— INPUT RECORDS —
* * * * * * *

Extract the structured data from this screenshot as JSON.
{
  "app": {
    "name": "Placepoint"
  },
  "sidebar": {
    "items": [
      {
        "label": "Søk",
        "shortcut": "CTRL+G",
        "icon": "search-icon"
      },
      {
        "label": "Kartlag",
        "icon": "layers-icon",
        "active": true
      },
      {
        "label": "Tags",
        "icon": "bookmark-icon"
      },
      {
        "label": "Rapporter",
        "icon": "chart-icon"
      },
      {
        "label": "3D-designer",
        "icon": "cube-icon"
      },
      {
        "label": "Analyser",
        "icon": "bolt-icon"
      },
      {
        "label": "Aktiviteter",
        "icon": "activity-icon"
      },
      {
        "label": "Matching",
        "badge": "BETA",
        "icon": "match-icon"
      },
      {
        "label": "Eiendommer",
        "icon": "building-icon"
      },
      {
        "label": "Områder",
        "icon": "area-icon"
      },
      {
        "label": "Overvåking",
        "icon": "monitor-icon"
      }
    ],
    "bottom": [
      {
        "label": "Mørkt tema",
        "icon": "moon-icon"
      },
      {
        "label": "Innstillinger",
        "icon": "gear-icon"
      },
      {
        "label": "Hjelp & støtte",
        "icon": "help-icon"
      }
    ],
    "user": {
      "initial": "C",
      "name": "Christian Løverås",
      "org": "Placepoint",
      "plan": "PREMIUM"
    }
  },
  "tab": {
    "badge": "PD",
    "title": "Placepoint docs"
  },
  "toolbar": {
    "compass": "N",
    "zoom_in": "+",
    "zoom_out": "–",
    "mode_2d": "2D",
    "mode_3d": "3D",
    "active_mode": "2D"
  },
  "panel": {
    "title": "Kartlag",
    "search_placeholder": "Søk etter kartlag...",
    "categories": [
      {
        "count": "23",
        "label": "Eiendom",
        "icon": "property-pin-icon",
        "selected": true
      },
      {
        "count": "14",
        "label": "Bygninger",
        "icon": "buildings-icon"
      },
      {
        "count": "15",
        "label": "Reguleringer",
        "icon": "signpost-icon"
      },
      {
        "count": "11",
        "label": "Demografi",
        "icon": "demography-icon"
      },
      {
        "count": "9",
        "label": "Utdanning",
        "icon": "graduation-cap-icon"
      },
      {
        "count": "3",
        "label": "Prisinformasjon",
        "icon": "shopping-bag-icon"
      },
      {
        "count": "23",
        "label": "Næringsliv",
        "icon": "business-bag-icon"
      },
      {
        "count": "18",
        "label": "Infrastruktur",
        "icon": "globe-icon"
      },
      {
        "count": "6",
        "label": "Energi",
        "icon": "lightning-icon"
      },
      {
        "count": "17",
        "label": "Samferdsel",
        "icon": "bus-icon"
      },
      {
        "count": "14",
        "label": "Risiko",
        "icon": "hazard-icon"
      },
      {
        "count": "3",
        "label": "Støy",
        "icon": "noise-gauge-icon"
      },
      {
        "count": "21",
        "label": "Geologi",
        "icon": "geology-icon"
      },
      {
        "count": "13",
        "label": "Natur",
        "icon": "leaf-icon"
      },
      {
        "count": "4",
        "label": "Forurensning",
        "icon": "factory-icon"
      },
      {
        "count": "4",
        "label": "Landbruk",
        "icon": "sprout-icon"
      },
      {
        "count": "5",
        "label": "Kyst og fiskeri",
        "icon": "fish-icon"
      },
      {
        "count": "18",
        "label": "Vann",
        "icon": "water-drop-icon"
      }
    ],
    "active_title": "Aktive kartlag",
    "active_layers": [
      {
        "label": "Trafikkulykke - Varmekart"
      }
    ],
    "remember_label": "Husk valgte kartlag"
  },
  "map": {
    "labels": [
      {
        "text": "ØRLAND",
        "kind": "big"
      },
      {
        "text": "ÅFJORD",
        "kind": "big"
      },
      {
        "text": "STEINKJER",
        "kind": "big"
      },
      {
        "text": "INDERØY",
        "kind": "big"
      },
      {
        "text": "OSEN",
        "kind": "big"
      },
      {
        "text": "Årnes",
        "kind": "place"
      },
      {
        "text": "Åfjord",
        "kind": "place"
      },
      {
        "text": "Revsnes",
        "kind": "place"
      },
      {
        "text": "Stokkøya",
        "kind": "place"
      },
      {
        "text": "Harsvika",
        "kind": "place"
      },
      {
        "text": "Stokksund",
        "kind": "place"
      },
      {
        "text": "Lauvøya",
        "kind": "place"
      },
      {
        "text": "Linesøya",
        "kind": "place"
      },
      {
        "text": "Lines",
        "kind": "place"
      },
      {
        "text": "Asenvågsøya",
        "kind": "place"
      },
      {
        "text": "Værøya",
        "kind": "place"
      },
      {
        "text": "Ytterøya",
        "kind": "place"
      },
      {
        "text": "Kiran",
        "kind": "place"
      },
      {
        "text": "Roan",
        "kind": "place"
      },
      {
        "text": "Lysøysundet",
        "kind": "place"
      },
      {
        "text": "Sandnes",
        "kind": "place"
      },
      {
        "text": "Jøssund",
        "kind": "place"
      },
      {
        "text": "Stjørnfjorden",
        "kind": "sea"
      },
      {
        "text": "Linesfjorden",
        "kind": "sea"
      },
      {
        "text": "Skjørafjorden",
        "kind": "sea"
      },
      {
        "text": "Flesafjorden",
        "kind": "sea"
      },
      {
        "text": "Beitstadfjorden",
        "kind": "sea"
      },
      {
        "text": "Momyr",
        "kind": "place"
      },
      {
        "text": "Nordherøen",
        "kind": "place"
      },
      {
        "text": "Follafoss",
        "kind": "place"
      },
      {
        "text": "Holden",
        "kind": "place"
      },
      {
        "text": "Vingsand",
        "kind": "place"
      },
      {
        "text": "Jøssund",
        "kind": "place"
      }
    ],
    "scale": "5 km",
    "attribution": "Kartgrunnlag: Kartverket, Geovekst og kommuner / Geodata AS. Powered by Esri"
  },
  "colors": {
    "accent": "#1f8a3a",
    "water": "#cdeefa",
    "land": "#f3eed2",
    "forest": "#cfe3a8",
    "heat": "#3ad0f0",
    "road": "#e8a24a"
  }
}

* * * * * * *

Extract the entries above verbatim.

— OUTPUT OF THE TASK —
Extract the structured data from this screenshot as JSON.
{
  "app": {
    "name": "Placepoint"
  },
  "sidebar": {
    "items": [
      {
        "label": "Søk",
        "shortcut": "CTRL+G",
        "icon": "search-icon"
      },
      {
        "label": "Kartlag",
        "icon": "layers-icon",
        "active": true
      },
      {
        "label": "Tags",
        "icon": "bookmark-icon"
      },
      {
        "label": "Rapporter",
        "icon": "chart-icon"
      },
      {
        "label": "3D-designer",
        "icon": "cube-icon"
      },
      {
        "label": "Analyser",
        "icon": "bolt-icon"
      },
      {
        "label": "Aktiviteter",
        "icon": "activity-icon"
      },
      {
        "label": "Matching",
        "badge": "BETA",
        "icon": "match-icon"
      },
      {
        "label": "Eiendommer",
        "icon": "building-icon"
      },
      {
        "label": "Områder",
        "icon": "area-icon"
      },
      {
        "label": "Overvåking",
        "icon": "monitor-icon"
      }
    ],
    "bottom": [
      {
        "label": "Mørkt tema",
        "icon": "moon-icon"
      },
      {
        "label": "Innstillinger",
        "icon": "gear-icon"
      },
      {
        "label": "Hjelp & støtte",
        "icon": "help-icon"
      }
    ],
    "user": {
      "initial": "C",
      "name": "Christian Løverås",
      "org": "Placepoint",
      "plan": "PREMIUM"
    }
  },
  "tab": {
    "badge": "PD",
    "title": "Placepoint docs"
  },
  "toolbar": {
    "compass": "N",
    "zoom_in": "+",
    "zoom_out": "–",
    "mode_2d": "2D",
    "mode_3d": "3D",
    "active_mode": "2D"
  },
  "panel": {
    "title": "Kartlag",
    "search_placeholder": "Søk etter kartlag...",
    "categories": [
      {
        "count": "23",
        "label": "Eiendom",
        "icon": "property-pin-icon",
        "selected": true
      },
      {
        "count": "14",
        "label": "Bygninger",
        "icon": "buildings-icon"
      },
      {
        "count": "15",
        "label": "Reguleringer",
        "icon": "signpost-icon"
      },
      {
        "count": "11",
        "label": "Demografi",
        "icon": "demography-icon"
      },
      {
        "count": "9",
        "label": "Utdanning",
        "icon": "graduation-cap-icon"
      },
      {
        "count": "3",
        "label": "Prisinformasjon",
        "icon": "shopping-bag-icon"
      },
      {
        "count": "23",
        "label": "Næringsliv",
        "icon": "business-bag-icon"
      },
      {
        "count": "18",
        "label": "Infrastruktur",
        "icon": "globe-icon"
      },
      {
        "count": "6",
        "label": "Energi",
        "icon": "lightning-icon"
      },
      {
        "count": "17",
        "label": "Samferdsel",
        "icon": "bus-icon"
      },
      {
        "count": "14",
        "label": "Risiko",
        "icon": "hazard-icon"
      },
      {
        "count": "3",
        "label": "Støy",
        "icon": "noise-gauge-icon"
      },
      {
        "count": "21",
        "label": "Geologi",
        "icon": "geology-icon"
      },
      {
        "count": "13",
        "label": "Natur",
        "icon": "leaf-icon"
      },
      {
        "count": "4",
        "label": "Forurensning",
        "icon": "factory-icon"
      },
      {
        "count": "4",
        "label": "Landbruk",
        "icon": "sprout-icon"
      },
      {
        "count": "5",
        "label": "Kyst og fiskeri",
        "icon": "fish-icon"
      },
      {
        "count": "18",
        "label": "Vann",
        "icon": "water-drop-icon"
      }
    ],
    "active_title": "Aktive kartlag",
    "active_layers": [
      {
        "label": "Trafikkulykke - Varmekart"
      }
    ],
    "remember_label": "Husk valgte kartlag"
  },
  "map": {
    "labels": [
      {
        "text": "ØRLAND",
        "kind": "big"
      },
      {
        "text": "ÅFJORD",
        "kind": "big"
      },
      {
        "text": "STEINKJER",
        "kind": "big"
      },
      {
        "text": "INDERØY",
        "kind": "big"
      },
      {
        "text": "OSEN",
        "kind": "big"
      },
      {
        "text": "Årnes",
        "kind": "place"
      },
      {
        "text": "Åfjord",
        "kind": "place"
      },
      {
        "text": "Revsnes",
        "kind": "place"
      },
      {
        "text": "Stokkøya",
        "kind": "place"
      },
      {
        "text": "Harsvika",
        "kind": "place"
      },
      {
        "text": "Stokksund",
        "kind": "place"
      },
      {
        "text": "Lauvøya",
        "kind": "place"
      },
      {
        "text": "Linesøya",
        "kind": "place"
      },
      {
        "text": "Lines",
        "kind": "place"
      },
      {
        "text": "Asenvågsøya",
        "kind": "place"
      },
      {
        "text": "Værøya",
        "kind": "place"
      },
      {
        "text": "Ytterøya",
        "kind": "place"
      },
      {
        "text": "Kiran",
        "kind": "place"
      },
      {
        "text": "Roan",
        "kind": "place"
      },
      {
        "text": "Lysøysundet",
        "kind": "place"
      },
      {
        "text": "Sandnes",
        "kind": "place"
      },
      {
        "text": "Jøssund",
        "kind": "place"
      },
      {
        "text": "Stjørnfjorden",
        "kind": "sea"
      },
      {
        "text": "Linesfjorden",
        "kind": "sea"
      },
      {
        "text": "Skjørafjorden",
        "kind": "sea"
      },
      {
        "text": "Flesafjorden",
        "kind": "sea"
      },
      {
        "text": "Beitstadfjorden",
        "kind": "sea"
      },
      {
        "text": "Momyr",
        "kind": "place"
      },
      {
        "text": "Nordherøen",
        "kind": "place"
      },
      {
        "text": "Follafoss",
        "kind": "place"
      },
      {
        "text": "Holden",
        "kind": "place"
      },
      {
        "text": "Vingsand",
        "kind": "place"
      },
      {
        "text": "Jøssund",
        "kind": "place"
      }
    ],
    "scale": "5 km",
    "attribution": "Kartgrunnlag: Kartverket, Geovekst og kommuner / Geodata AS. Powered by Esri"
  },
  "colors": {
    "accent": "#1f8a3a",
    "water": "#cdeefa",
    "land": "#f3eed2",
    "forest": "#cfe3a8",
    "heat": "#3ad0f0",
    "road": "#e8a24a"
  }
}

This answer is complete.